### Records
================================

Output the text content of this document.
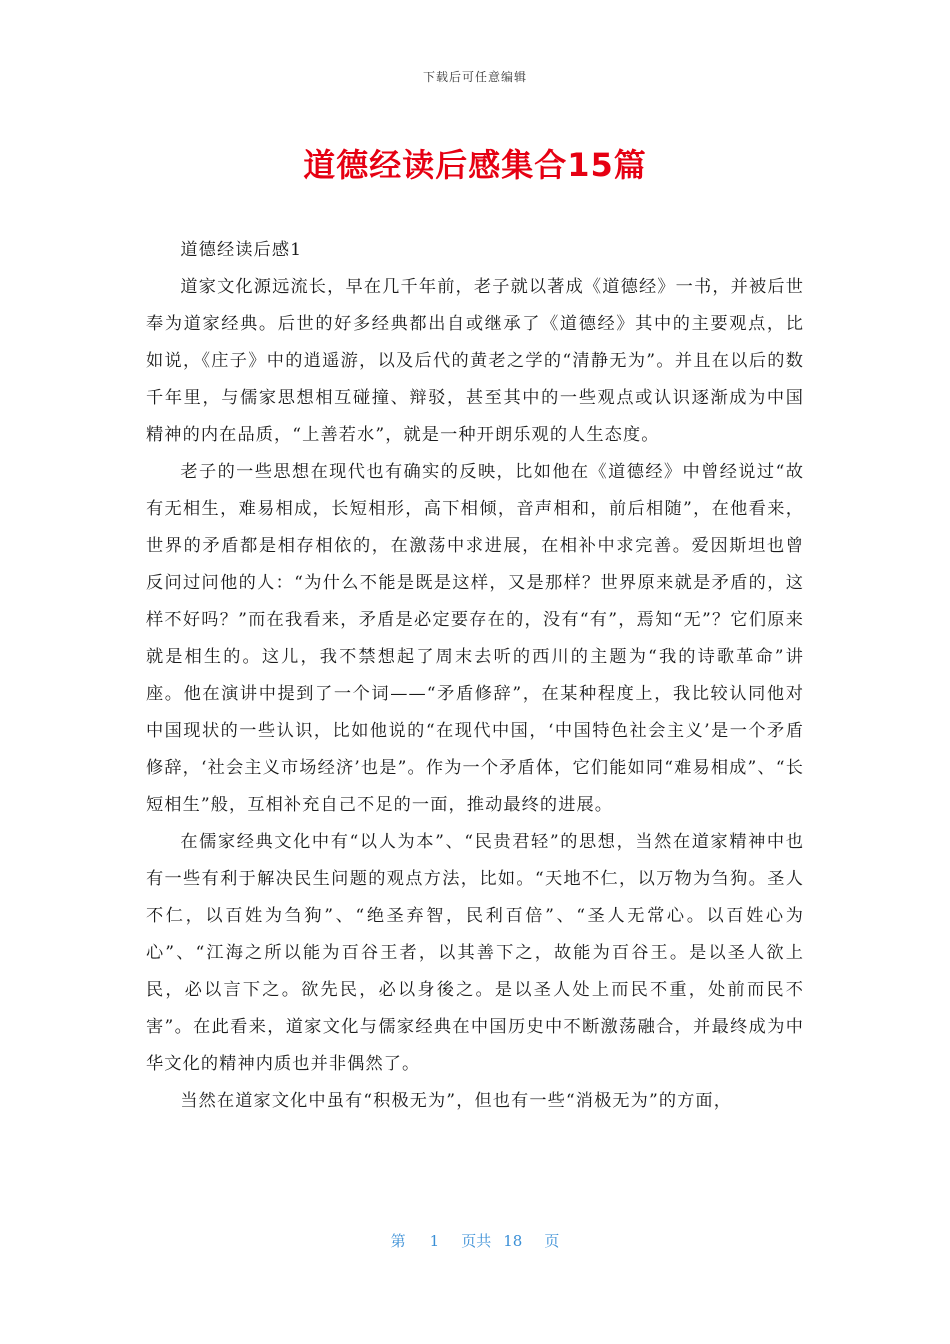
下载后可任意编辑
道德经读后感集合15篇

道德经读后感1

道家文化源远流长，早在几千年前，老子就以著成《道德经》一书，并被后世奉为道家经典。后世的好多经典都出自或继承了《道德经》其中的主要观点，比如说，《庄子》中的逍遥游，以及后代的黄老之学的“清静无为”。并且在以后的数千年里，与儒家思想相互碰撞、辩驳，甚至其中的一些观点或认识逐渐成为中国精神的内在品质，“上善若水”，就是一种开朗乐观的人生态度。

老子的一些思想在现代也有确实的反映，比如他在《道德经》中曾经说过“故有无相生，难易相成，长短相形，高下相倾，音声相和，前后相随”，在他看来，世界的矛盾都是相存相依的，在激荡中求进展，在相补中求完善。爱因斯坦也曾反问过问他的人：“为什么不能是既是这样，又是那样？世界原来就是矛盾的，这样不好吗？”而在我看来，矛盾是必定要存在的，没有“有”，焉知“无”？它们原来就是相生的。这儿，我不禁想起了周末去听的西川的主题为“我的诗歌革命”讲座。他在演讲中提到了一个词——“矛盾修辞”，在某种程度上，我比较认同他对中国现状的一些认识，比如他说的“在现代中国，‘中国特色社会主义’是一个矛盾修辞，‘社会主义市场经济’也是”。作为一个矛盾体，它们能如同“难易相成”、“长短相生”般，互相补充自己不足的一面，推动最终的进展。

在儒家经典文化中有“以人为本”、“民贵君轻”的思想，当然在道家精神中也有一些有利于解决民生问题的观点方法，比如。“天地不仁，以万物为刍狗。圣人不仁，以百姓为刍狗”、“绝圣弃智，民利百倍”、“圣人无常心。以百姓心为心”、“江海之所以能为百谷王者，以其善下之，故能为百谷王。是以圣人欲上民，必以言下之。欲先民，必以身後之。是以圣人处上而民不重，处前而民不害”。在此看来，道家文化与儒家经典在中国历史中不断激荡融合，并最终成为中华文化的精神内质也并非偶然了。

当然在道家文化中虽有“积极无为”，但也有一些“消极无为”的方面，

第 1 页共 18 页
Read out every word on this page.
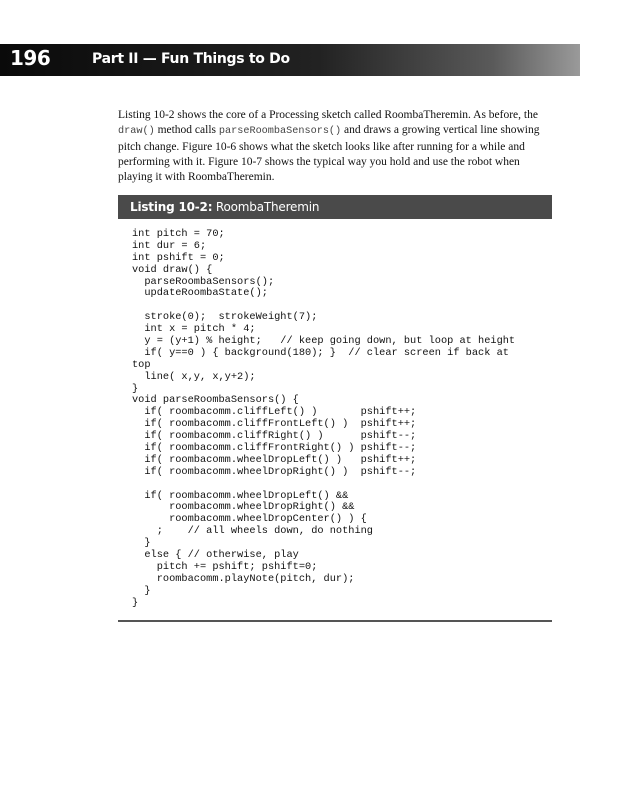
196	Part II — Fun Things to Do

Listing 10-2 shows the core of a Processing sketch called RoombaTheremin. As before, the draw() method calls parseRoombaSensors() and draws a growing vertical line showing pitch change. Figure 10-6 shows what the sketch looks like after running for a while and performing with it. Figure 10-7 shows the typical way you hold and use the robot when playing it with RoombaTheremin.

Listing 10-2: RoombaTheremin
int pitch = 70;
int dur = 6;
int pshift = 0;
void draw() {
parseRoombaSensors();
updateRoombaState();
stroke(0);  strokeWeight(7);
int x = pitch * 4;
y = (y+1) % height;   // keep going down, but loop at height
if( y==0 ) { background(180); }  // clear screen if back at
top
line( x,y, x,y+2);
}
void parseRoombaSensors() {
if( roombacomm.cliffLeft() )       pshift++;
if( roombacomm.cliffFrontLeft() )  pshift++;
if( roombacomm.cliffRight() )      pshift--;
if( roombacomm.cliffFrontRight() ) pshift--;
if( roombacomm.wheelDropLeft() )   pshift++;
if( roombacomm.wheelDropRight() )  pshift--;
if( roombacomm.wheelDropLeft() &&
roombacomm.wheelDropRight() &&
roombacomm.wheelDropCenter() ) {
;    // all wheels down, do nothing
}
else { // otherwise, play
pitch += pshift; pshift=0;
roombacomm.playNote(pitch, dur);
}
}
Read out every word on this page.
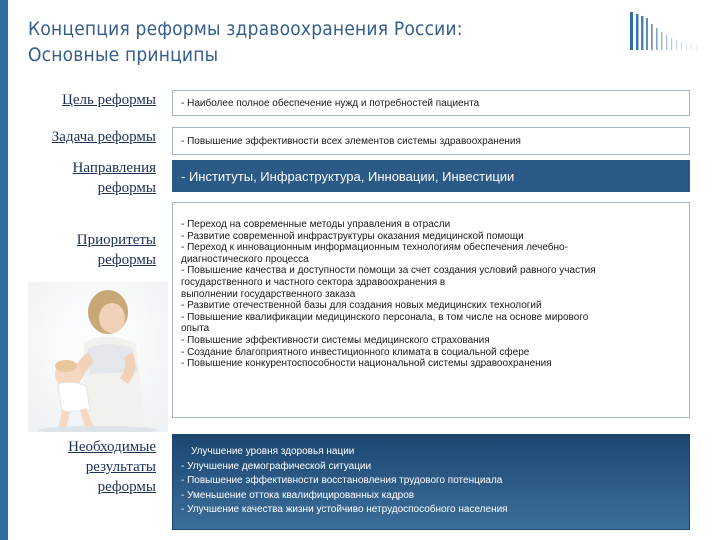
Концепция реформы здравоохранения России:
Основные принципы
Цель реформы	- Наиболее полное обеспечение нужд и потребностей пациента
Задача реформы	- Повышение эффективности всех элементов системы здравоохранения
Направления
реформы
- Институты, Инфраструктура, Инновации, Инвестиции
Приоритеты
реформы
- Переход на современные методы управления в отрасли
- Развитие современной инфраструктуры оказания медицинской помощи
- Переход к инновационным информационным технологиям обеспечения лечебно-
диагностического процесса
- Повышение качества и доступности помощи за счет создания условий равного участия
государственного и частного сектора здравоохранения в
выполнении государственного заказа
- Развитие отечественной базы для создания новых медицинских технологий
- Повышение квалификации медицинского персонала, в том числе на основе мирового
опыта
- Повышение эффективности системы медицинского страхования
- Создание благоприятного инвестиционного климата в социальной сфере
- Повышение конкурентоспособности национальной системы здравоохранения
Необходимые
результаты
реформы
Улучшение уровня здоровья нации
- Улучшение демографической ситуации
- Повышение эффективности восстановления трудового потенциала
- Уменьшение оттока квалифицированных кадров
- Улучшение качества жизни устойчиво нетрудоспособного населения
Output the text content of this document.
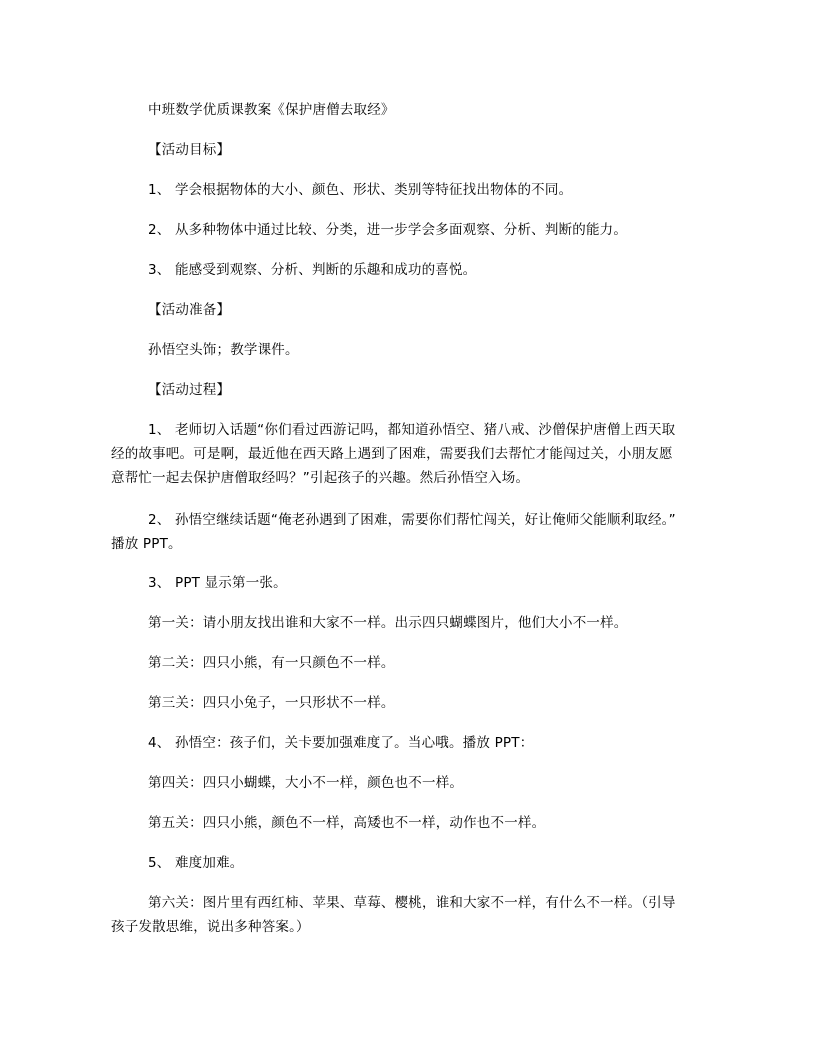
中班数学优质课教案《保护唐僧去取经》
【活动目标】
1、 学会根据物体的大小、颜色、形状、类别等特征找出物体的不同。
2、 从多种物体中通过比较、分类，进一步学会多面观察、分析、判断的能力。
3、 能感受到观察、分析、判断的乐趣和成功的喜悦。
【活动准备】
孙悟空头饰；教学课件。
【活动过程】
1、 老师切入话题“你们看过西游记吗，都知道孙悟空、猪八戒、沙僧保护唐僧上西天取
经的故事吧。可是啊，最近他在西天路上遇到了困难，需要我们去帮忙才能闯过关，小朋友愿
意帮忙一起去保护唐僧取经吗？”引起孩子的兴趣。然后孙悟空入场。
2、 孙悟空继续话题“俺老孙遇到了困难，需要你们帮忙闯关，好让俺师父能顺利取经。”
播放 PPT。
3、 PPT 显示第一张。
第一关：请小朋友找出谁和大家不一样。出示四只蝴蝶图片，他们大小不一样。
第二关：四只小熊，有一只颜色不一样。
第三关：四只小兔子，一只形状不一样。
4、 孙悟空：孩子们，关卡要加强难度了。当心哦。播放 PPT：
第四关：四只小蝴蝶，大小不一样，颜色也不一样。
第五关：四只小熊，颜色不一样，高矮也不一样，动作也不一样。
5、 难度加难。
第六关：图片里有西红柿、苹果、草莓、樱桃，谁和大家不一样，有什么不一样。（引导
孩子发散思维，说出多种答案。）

================================

### Stated goal
From the data above, copy each line where the string "Улучшение" appears.

### Task answer
Улучшение уровня здоровья нации
- Улучшение демографической ситуации
- Улучшение качества жизни устойчиво нетрудоспособного населения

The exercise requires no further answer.